[What to produce]: Every line of the material below should be repeated exactly.

[Source data]:
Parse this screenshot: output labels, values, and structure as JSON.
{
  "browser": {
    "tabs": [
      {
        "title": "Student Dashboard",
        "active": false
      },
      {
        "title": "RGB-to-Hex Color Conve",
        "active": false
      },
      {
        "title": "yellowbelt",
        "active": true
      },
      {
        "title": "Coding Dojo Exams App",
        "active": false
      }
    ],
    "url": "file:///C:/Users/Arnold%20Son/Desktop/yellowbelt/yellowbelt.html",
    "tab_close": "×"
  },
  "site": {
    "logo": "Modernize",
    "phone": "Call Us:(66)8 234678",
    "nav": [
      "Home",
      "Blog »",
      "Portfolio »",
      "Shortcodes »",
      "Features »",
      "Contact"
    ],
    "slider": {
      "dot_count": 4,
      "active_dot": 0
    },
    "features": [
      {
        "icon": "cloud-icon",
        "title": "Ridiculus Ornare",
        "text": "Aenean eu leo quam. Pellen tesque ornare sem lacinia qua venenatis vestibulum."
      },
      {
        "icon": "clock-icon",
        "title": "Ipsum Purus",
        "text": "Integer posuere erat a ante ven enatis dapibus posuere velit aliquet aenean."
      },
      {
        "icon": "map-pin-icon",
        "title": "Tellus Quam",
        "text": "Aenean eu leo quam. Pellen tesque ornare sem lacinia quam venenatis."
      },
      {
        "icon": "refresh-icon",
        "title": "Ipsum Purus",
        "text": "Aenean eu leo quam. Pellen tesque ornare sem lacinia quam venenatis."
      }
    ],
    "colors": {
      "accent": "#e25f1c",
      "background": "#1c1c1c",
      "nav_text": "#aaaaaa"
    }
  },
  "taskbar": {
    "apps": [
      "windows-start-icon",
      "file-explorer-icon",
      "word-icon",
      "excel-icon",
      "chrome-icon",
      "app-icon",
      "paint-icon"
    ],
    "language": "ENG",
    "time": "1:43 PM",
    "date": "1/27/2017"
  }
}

[Result of this exercise]:
Parse this screenshot: output labels, values, and structure as JSON.
{
  "browser": {
    "tabs": [
      {
        "title": "Student Dashboard",
        "active": false
      },
      {
        "title": "RGB-to-Hex Color Conve",
        "active": false
      },
      {
        "title": "yellowbelt",
        "active": true
      },
      {
        "title": "Coding Dojo Exams App",
        "active": false
      }
    ],
    "url": "file:///C:/Users/Arnold%20Son/Desktop/yellowbelt/yellowbelt.html",
    "tab_close": "×"
  },
  "site": {
    "logo": "Modernize",
    "phone": "Call Us:(66)8 234678",
    "nav": [
      "Home",
      "Blog »",
      "Portfolio »",
      "Shortcodes »",
      "Features »",
      "Contact"
    ],
    "slider": {
      "dot_count": 4,
      "active_dot": 0
    },
    "features": [
      {
        "icon": "cloud-icon",
        "title": "Ridiculus Ornare",
        "text": "Aenean eu leo quam. Pellen tesque ornare sem lacinia qua venenatis vestibulum."
      },
      {
        "icon": "clock-icon",
        "title": "Ipsum Purus",
        "text": "Integer posuere erat a ante ven enatis dapibus posuere velit aliquet aenean."
      },
      {
        "icon": "map-pin-icon",
        "title": "Tellus Quam",
        "text": "Aenean eu leo quam. Pellen tesque ornare sem lacinia quam venenatis."
      },
      {
        "icon": "refresh-icon",
        "title": "Ipsum Purus",
        "text": "Aenean eu leo quam. Pellen tesque ornare sem lacinia quam venenatis."
      }
    ],
    "colors": {
      "accent": "#e25f1c",
      "background": "#1c1c1c",
      "nav_text": "#aaaaaa"
    }
  },
  "taskbar": {
    "apps": [
      "windows-start-icon",
      "file-explorer-icon",
      "word-icon",
      "excel-icon",
      "chrome-icon",
      "app-icon",
      "paint-icon"
    ],
    "language": "ENG",
    "time": "1:43 PM",
    "date": "1/27/2017"
  }
}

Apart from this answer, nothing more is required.